• **YOUR TASK**:
Each entry below is to be printed verbatim.

[Source data]
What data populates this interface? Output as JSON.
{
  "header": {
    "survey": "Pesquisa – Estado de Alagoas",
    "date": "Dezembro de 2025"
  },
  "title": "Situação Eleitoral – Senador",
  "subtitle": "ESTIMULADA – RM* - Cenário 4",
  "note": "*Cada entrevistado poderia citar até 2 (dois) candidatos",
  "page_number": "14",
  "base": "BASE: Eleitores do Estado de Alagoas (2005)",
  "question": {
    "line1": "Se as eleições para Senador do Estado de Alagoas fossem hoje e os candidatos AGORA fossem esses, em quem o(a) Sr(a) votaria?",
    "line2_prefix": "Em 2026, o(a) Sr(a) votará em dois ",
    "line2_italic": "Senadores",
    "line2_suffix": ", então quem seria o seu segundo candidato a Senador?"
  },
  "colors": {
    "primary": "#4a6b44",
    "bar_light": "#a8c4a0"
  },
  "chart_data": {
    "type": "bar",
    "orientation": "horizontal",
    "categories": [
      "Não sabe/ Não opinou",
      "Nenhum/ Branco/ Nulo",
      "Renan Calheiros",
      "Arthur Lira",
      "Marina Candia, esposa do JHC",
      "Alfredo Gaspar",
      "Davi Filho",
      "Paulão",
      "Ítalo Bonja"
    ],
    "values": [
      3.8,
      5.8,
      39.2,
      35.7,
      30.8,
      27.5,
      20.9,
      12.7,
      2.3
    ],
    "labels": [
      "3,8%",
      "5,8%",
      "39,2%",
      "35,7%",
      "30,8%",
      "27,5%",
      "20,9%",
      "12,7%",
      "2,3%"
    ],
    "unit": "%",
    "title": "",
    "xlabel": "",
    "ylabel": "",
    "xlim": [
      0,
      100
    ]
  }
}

• **ANSWER TO THE PROBLEM**:
What data populates this interface? Output as JSON.
{
  "header": {
    "survey": "Pesquisa – Estado de Alagoas",
    "date": "Dezembro de 2025"
  },
  "title": "Situação Eleitoral – Senador",
  "subtitle": "ESTIMULADA – RM* - Cenário 4",
  "note": "*Cada entrevistado poderia citar até 2 (dois) candidatos",
  "page_number": "14",
  "base": "BASE: Eleitores do Estado de Alagoas (2005)",
  "question": {
    "line1": "Se as eleições para Senador do Estado de Alagoas fossem hoje e os candidatos AGORA fossem esses, em quem o(a) Sr(a) votaria?",
    "line2_prefix": "Em 2026, o(a) Sr(a) votará em dois ",
    "line2_italic": "Senadores",
    "line2_suffix": ", então quem seria o seu segundo candidato a Senador?"
  },
  "colors": {
    "primary": "#4a6b44",
    "bar_light": "#a8c4a0"
  },
  "chart_data": {
    "type": "bar",
    "orientation": "horizontal",
    "categories": [
      "Não sabe/ Não opinou",
      "Nenhum/ Branco/ Nulo",
      "Renan Calheiros",
      "Arthur Lira",
      "Marina Candia, esposa do JHC",
      "Alfredo Gaspar",
      "Davi Filho",
      "Paulão",
      "Ítalo Bonja"
    ],
    "values": [
      3.8,
      5.8,
      39.2,
      35.7,
      30.8,
      27.5,
      20.9,
      12.7,
      2.3
    ],
    "labels": [
      "3,8%",
      "5,8%",
      "39,2%",
      "35,7%",
      "30,8%",
      "27,5%",
      "20,9%",
      "12,7%",
      "2,3%"
    ],
    "unit": "%",
    "title": "",
    "xlabel": "",
    "ylabel": "",
    "xlim": [
      0,
      100
    ]
  }
}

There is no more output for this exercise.